--- Given data ---

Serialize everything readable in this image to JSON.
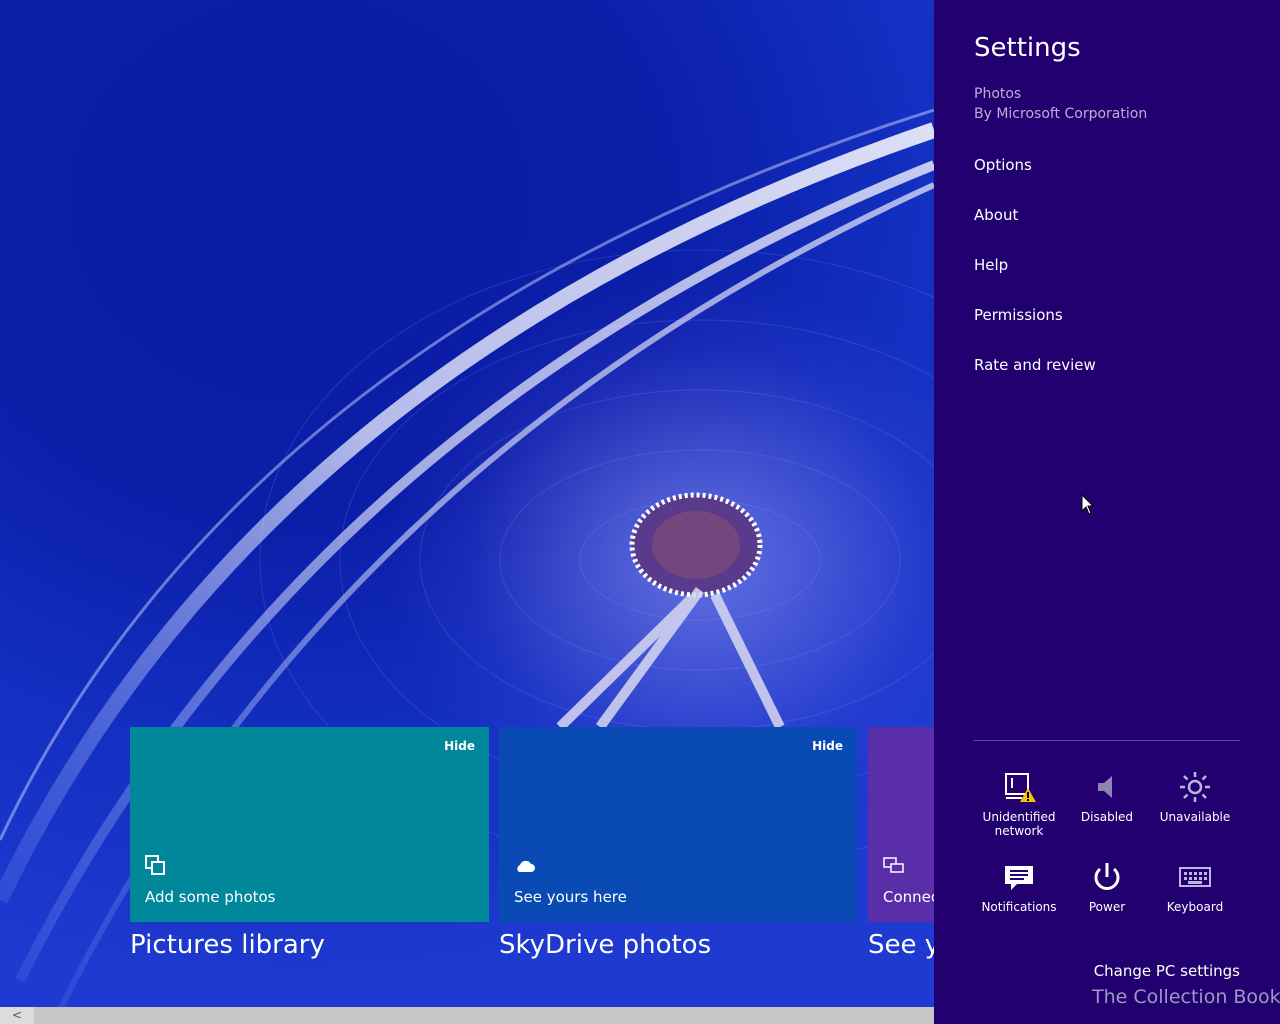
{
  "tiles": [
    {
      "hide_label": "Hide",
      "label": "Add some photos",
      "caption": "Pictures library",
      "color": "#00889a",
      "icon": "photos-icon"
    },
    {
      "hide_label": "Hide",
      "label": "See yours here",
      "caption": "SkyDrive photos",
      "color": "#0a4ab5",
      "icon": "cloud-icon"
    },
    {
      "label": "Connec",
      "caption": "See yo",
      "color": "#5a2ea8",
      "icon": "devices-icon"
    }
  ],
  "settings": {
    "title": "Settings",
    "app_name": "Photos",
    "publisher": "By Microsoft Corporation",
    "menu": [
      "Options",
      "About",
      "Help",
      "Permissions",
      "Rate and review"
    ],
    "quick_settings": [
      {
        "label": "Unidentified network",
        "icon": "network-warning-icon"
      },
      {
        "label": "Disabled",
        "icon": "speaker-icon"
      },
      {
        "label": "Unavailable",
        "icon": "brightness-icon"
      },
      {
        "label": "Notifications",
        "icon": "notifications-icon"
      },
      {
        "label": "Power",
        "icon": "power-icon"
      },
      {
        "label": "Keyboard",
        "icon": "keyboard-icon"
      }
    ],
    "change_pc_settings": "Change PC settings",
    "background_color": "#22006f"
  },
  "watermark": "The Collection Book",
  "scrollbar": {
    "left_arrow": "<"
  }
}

---

● **What you will do**: Reproduce each line of the records exactly, and omit every picture.

● **Task solution**:
Serialize everything readable in this image to JSON.
{
  "tiles": [
    {
      "hide_label": "Hide",
      "label": "Add some photos",
      "caption": "Pictures library",
      "color": "#00889a",
      "icon": "photos-icon"
    },
    {
      "hide_label": "Hide",
      "label": "See yours here",
      "caption": "SkyDrive photos",
      "color": "#0a4ab5",
      "icon": "cloud-icon"
    },
    {
      "label": "Connec",
      "caption": "See yo",
      "color": "#5a2ea8",
      "icon": "devices-icon"
    }
  ],
  "settings": {
    "title": "Settings",
    "app_name": "Photos",
    "publisher": "By Microsoft Corporation",
    "menu": [
      "Options",
      "About",
      "Help",
      "Permissions",
      "Rate and review"
    ],
    "quick_settings": [
      {
        "label": "Unidentified network",
        "icon": "network-warning-icon"
      },
      {
        "label": "Disabled",
        "icon": "speaker-icon"
      },
      {
        "label": "Unavailable",
        "icon": "brightness-icon"
      },
      {
        "label": "Notifications",
        "icon": "notifications-icon"
      },
      {
        "label": "Power",
        "icon": "power-icon"
      },
      {
        "label": "Keyboard",
        "icon": "keyboard-icon"
      }
    ],
    "change_pc_settings": "Change PC settings",
    "background_color": "#22006f"
  },
  "watermark": "The Collection Book",
  "scrollbar": {
    "left_arrow": "<"
  }
}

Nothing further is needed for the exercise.